● SHORT TASK 1:
Can you repeat, word for word, the passage of the forum post about stride and long text from "In the training" up to and including "in my task."?

● TEXT PASSAGE:
•••••

Pretrained model with stride doesn’t predict long text

My objective is to annotate long documents with bioformer-8L. I have been said to use stride and truncation so I don’t have to split my documents in chunks of 512 tokens.

In the training phase, I called the tokenizer like this:

tokenizer = AutoTokenizer.from_pretrained(model_checkpoint, stride = 128, return_overflowing_tokens=True, model_max_length=512, truncation=True, is_split_into_words=True)

Then I train my model and at this stage I don't see any parameter that could help me in my task.

With my trained model I do this for the predictions:

model = AutoModelForTokenClassification.from_pretrained(model_path)
tokenizer = AutoTokenizer.from_pretrained(model_path, stride = 128, return_overflowing_tokens=True, model_max_length=512, truncation=True, is_split_into_words=True)
ner = pipeline(“token-classification”, model=model, tokenizer=tokenizer, aggregation_strategy=“first”)

•••••

● SHORT TASK 2:
Can you reproduce the records from the line with "country-south-africa [984,1412,1076,1486]" up to and including the line with "legend-swatch-3 [399,1572,484,1592]", substituting "legend-navy" for "legend-blue" and leaving everything else unchanged?

•••••

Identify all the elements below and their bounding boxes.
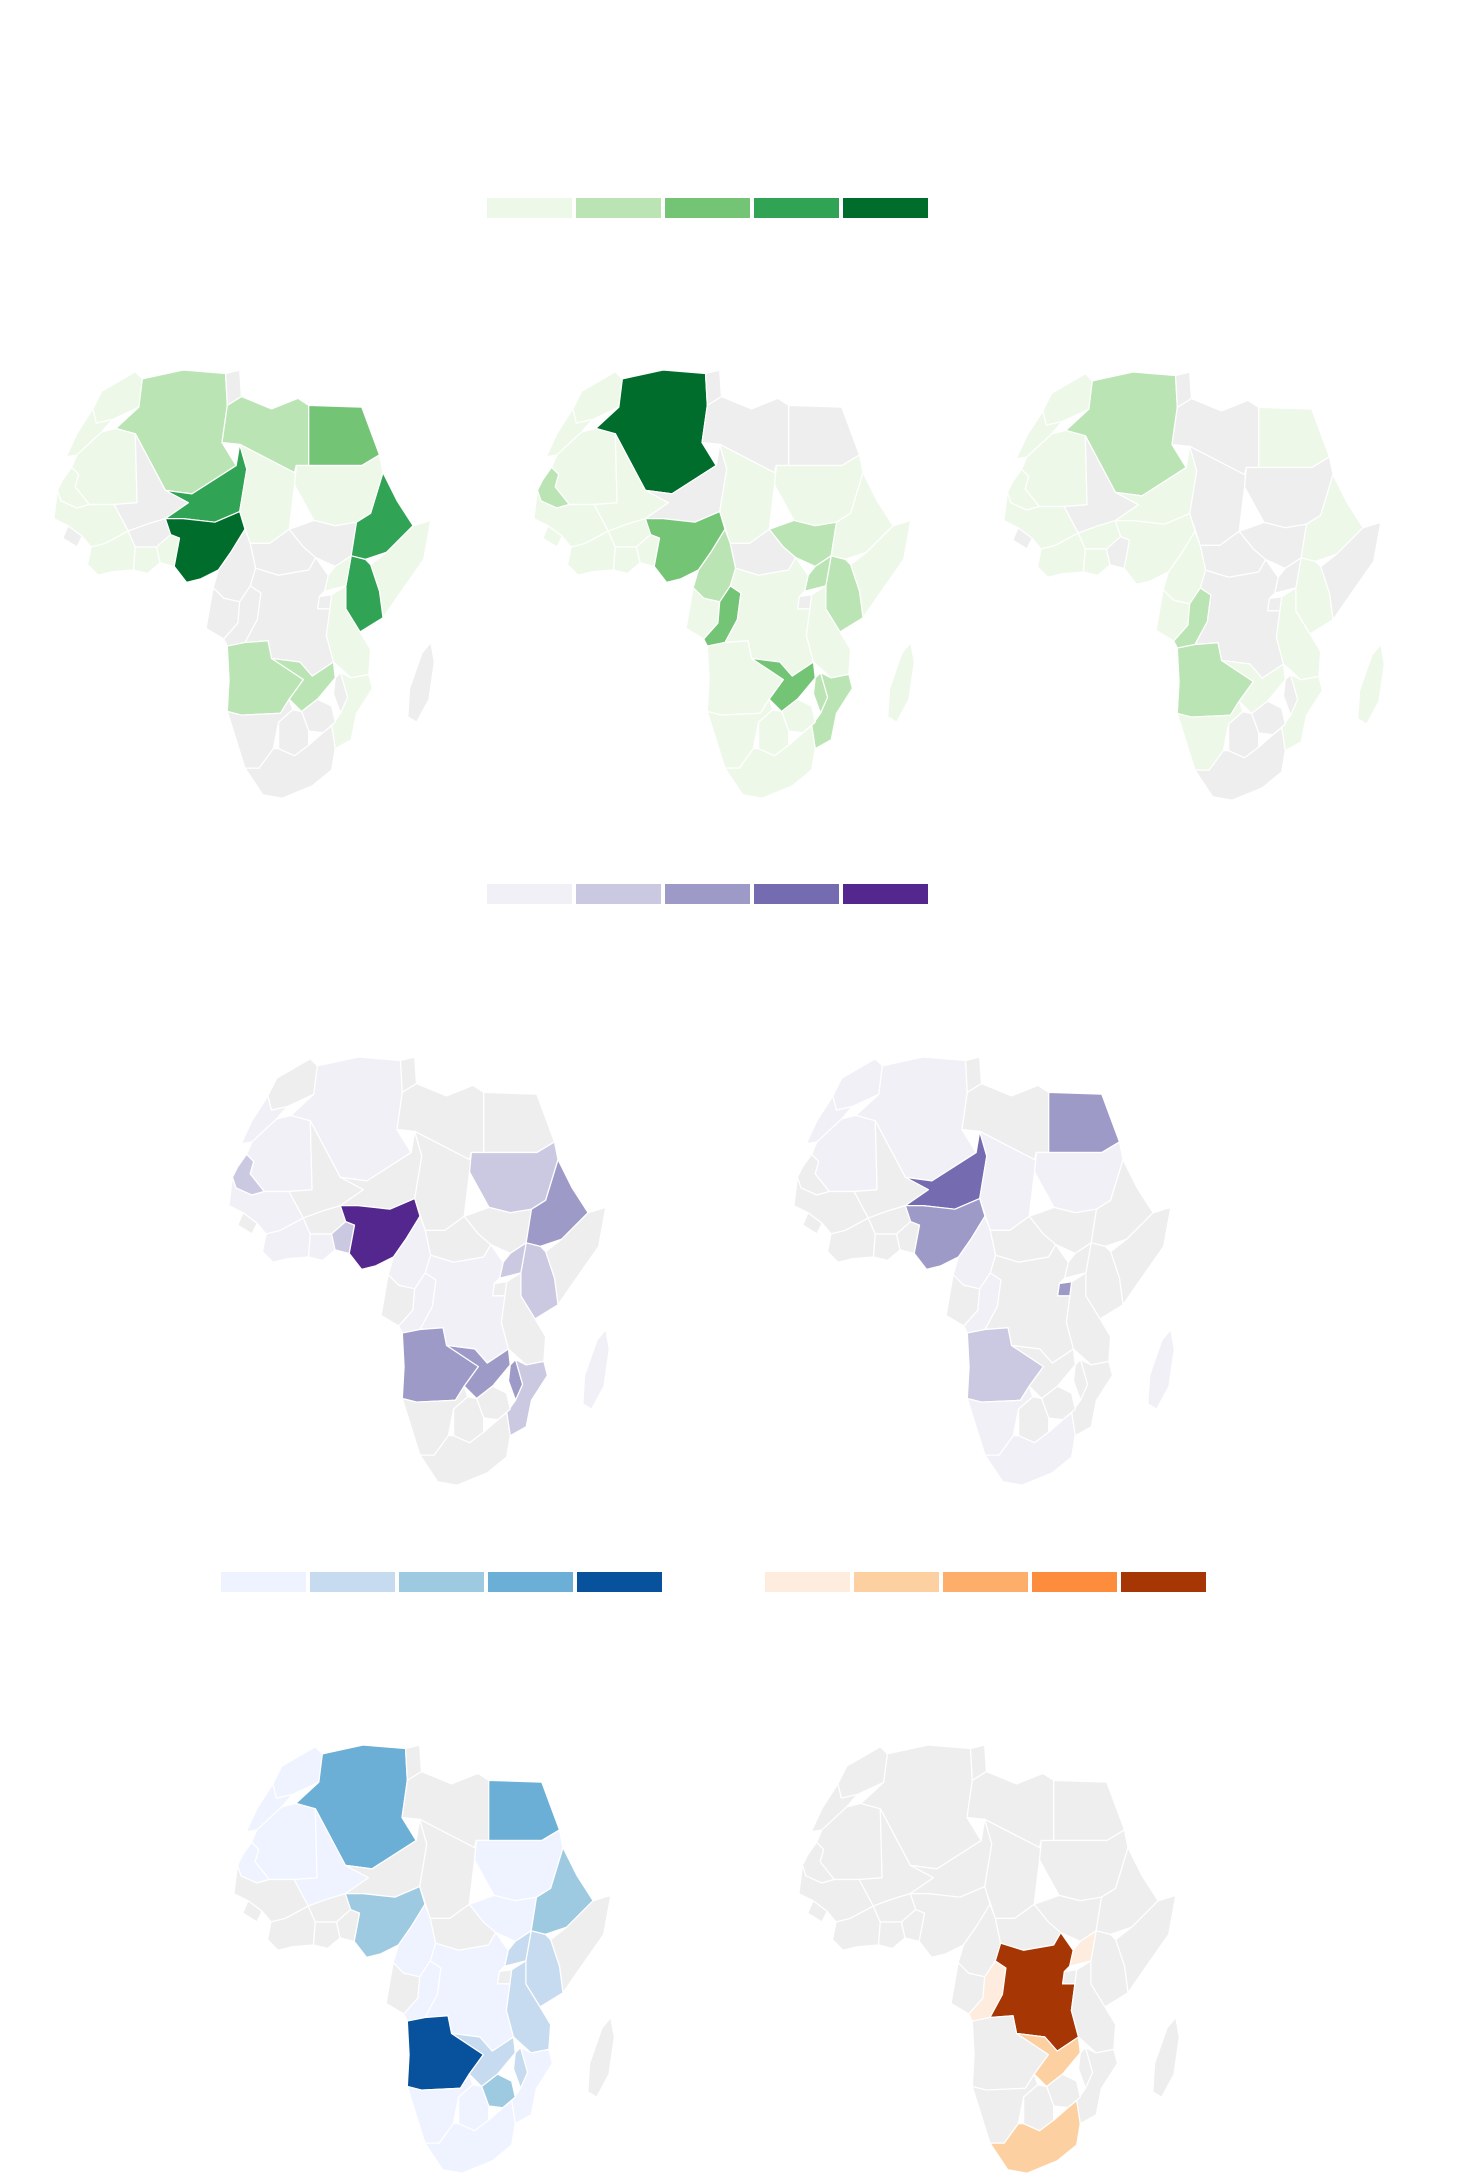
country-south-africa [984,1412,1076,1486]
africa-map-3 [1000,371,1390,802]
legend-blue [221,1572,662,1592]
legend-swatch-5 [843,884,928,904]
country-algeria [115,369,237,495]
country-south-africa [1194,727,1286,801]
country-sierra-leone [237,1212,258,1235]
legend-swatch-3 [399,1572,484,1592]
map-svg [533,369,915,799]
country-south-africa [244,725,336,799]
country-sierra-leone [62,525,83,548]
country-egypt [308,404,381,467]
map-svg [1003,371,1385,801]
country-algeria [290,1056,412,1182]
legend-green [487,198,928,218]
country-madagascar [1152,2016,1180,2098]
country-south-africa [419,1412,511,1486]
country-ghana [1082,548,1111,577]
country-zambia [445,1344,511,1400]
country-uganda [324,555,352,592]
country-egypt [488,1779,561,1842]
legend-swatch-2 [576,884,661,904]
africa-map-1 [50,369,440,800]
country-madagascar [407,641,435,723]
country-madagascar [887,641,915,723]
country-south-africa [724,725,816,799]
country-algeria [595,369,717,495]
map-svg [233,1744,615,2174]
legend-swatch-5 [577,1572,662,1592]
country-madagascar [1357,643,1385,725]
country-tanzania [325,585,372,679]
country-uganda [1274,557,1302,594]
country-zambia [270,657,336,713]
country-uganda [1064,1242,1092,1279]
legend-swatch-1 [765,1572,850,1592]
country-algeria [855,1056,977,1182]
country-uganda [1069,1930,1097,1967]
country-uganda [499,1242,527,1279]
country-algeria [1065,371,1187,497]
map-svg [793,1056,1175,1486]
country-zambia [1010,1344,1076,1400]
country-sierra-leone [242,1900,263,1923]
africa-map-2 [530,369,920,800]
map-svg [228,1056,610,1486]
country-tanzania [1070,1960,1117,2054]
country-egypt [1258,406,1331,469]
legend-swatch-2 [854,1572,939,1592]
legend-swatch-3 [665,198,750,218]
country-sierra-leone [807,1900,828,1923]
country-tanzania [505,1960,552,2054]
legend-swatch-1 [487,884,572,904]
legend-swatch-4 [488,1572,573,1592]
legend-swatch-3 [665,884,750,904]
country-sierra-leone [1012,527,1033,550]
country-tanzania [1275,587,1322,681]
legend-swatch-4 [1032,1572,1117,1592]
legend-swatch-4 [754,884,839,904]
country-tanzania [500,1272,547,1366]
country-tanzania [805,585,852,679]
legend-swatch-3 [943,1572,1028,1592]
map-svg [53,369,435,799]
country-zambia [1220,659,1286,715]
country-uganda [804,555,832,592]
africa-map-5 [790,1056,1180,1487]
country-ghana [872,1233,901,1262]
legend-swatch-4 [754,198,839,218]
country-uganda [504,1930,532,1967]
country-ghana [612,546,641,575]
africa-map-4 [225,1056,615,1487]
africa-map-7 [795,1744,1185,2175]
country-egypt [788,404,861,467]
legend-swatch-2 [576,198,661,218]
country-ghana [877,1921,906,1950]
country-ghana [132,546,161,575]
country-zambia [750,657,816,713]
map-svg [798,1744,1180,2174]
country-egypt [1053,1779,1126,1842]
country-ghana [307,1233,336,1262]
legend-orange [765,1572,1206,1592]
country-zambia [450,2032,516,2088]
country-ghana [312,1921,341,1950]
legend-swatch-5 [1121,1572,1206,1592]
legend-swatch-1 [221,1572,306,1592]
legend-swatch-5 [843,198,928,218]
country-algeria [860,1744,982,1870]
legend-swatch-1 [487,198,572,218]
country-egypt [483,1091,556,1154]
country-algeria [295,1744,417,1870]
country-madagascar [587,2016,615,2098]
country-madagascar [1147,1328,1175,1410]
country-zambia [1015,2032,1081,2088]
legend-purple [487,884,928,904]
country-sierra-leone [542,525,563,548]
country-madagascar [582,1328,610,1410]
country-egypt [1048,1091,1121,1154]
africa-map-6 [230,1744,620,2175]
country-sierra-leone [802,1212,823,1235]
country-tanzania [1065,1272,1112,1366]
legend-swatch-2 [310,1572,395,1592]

•••••

● COMPLETE RESPONSE 1:
In the training phase, I called the tokenizer like this:

tokenizer = AutoTokenizer.from_pretrained(model_checkpoint, stride = 128, return_overflowing_tokens=True, model_max_length=512, truncation=True, is_split_into_words=True)

Then I train my model and at this stage I don't see any parameter that could help me in my task.

● COMPLETE RESPONSE 2:
country-south-africa [984,1412,1076,1486]
africa-map-3 [1000,371,1390,802]
legend-navy [221,1572,662,1592]
legend-swatch-5 [843,884,928,904]
country-algeria [115,369,237,495]
country-south-africa [1194,727,1286,801]
country-sierra-leone [237,1212,258,1235]
legend-swatch-3 [399,1572,484,1592]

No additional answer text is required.